── Available data

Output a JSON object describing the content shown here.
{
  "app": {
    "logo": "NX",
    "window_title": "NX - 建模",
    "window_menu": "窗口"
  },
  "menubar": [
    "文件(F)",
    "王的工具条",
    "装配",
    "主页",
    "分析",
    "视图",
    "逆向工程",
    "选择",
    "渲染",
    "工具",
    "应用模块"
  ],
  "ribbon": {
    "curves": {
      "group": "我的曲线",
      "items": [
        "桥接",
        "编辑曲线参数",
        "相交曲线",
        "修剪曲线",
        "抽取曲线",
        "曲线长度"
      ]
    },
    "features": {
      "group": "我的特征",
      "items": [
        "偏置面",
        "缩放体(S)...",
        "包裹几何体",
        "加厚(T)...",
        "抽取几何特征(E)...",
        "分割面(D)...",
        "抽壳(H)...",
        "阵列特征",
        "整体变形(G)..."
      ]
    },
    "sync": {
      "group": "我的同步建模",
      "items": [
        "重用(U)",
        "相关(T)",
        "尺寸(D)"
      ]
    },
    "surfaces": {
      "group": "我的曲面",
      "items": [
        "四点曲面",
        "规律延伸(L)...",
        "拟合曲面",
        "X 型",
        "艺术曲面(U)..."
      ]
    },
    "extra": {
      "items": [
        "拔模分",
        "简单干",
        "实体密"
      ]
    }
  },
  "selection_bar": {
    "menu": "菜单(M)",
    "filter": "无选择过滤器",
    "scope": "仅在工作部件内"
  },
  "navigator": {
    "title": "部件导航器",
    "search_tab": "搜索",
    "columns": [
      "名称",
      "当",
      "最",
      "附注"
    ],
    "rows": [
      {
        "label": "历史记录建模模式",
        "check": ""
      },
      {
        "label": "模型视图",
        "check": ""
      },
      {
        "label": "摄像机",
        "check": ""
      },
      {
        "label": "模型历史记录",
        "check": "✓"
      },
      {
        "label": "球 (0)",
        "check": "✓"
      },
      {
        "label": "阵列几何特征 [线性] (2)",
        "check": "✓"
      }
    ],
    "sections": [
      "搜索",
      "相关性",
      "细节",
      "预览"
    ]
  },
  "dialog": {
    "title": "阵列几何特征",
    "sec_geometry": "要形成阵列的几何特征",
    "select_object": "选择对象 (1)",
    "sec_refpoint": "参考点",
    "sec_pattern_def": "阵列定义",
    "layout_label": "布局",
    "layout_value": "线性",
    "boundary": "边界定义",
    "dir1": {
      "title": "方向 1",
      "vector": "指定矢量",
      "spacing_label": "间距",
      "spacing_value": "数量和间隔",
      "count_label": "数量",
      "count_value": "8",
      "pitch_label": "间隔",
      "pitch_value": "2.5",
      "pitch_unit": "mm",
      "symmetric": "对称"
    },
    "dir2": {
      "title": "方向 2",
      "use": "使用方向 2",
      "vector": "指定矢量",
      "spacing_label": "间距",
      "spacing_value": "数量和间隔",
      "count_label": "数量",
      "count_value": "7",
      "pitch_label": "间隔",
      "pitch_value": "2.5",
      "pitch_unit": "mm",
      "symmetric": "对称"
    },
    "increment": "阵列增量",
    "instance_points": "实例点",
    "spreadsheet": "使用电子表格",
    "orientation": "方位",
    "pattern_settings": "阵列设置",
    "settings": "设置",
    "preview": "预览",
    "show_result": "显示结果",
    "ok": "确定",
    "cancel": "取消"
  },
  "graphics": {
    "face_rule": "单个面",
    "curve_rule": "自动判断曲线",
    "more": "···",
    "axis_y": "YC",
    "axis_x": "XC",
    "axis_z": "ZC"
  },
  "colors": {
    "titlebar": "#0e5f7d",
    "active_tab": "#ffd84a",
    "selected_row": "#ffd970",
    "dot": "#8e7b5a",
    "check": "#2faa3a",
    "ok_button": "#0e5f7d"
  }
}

────

Copy out the full set of records precisely, leaving nothing out.

* **Exercise response**:
Output a JSON object describing the content shown here.
{
  "app": {
    "logo": "NX",
    "window_title": "NX - 建模",
    "window_menu": "窗口"
  },
  "menubar": [
    "文件(F)",
    "王的工具条",
    "装配",
    "主页",
    "分析",
    "视图",
    "逆向工程",
    "选择",
    "渲染",
    "工具",
    "应用模块"
  ],
  "ribbon": {
    "curves": {
      "group": "我的曲线",
      "items": [
        "桥接",
        "编辑曲线参数",
        "相交曲线",
        "修剪曲线",
        "抽取曲线",
        "曲线长度"
      ]
    },
    "features": {
      "group": "我的特征",
      "items": [
        "偏置面",
        "缩放体(S)...",
        "包裹几何体",
        "加厚(T)...",
        "抽取几何特征(E)...",
        "分割面(D)...",
        "抽壳(H)...",
        "阵列特征",
        "整体变形(G)..."
      ]
    },
    "sync": {
      "group": "我的同步建模",
      "items": [
        "重用(U)",
        "相关(T)",
        "尺寸(D)"
      ]
    },
    "surfaces": {
      "group": "我的曲面",
      "items": [
        "四点曲面",
        "规律延伸(L)...",
        "拟合曲面",
        "X 型",
        "艺术曲面(U)..."
      ]
    },
    "extra": {
      "items": [
        "拔模分",
        "简单干",
        "实体密"
      ]
    }
  },
  "selection_bar": {
    "menu": "菜单(M)",
    "filter": "无选择过滤器",
    "scope": "仅在工作部件内"
  },
  "navigator": {
    "title": "部件导航器",
    "search_tab": "搜索",
    "columns": [
      "名称",
      "当",
      "最",
      "附注"
    ],
    "rows": [
      {
        "label": "历史记录建模模式",
        "check": ""
      },
      {
        "label": "模型视图",
        "check": ""
      },
      {
        "label": "摄像机",
        "check": ""
      },
      {
        "label": "模型历史记录",
        "check": "✓"
      },
      {
        "label": "球 (0)",
        "check": "✓"
      },
      {
        "label": "阵列几何特征 [线性] (2)",
        "check": "✓"
      }
    ],
    "sections": [
      "搜索",
      "相关性",
      "细节",
      "预览"
    ]
  },
  "dialog": {
    "title": "阵列几何特征",
    "sec_geometry": "要形成阵列的几何特征",
    "select_object": "选择对象 (1)",
    "sec_refpoint": "参考点",
    "sec_pattern_def": "阵列定义",
    "layout_label": "布局",
    "layout_value": "线性",
    "boundary": "边界定义",
    "dir1": {
      "title": "方向 1",
      "vector": "指定矢量",
      "spacing_label": "间距",
      "spacing_value": "数量和间隔",
      "count_label": "数量",
      "count_value": "8",
      "pitch_label": "间隔",
      "pitch_value": "2.5",
      "pitch_unit": "mm",
      "symmetric": "对称"
    },
    "dir2": {
      "title": "方向 2",
      "use": "使用方向 2",
      "vector": "指定矢量",
      "spacing_label": "间距",
      "spacing_value": "数量和间隔",
      "count_label": "数量",
      "count_value": "7",
      "pitch_label": "间隔",
      "pitch_value": "2.5",
      "pitch_unit": "mm",
      "symmetric": "对称"
    },
    "increment": "阵列增量",
    "instance_points": "实例点",
    "spreadsheet": "使用电子表格",
    "orientation": "方位",
    "pattern_settings": "阵列设置",
    "settings": "设置",
    "preview": "预览",
    "show_result": "显示结果",
    "ok": "确定",
    "cancel": "取消"
  },
  "graphics": {
    "face_rule": "单个面",
    "curve_rule": "自动判断曲线",
    "more": "···",
    "axis_y": "YC",
    "axis_x": "XC",
    "axis_z": "ZC"
  },
  "colors": {
    "titlebar": "#0e5f7d",
    "active_tab": "#ffd84a",
    "selected_row": "#ffd970",
    "dot": "#8e7b5a",
    "check": "#2faa3a",
    "ok_button": "#0e5f7d"
  }
}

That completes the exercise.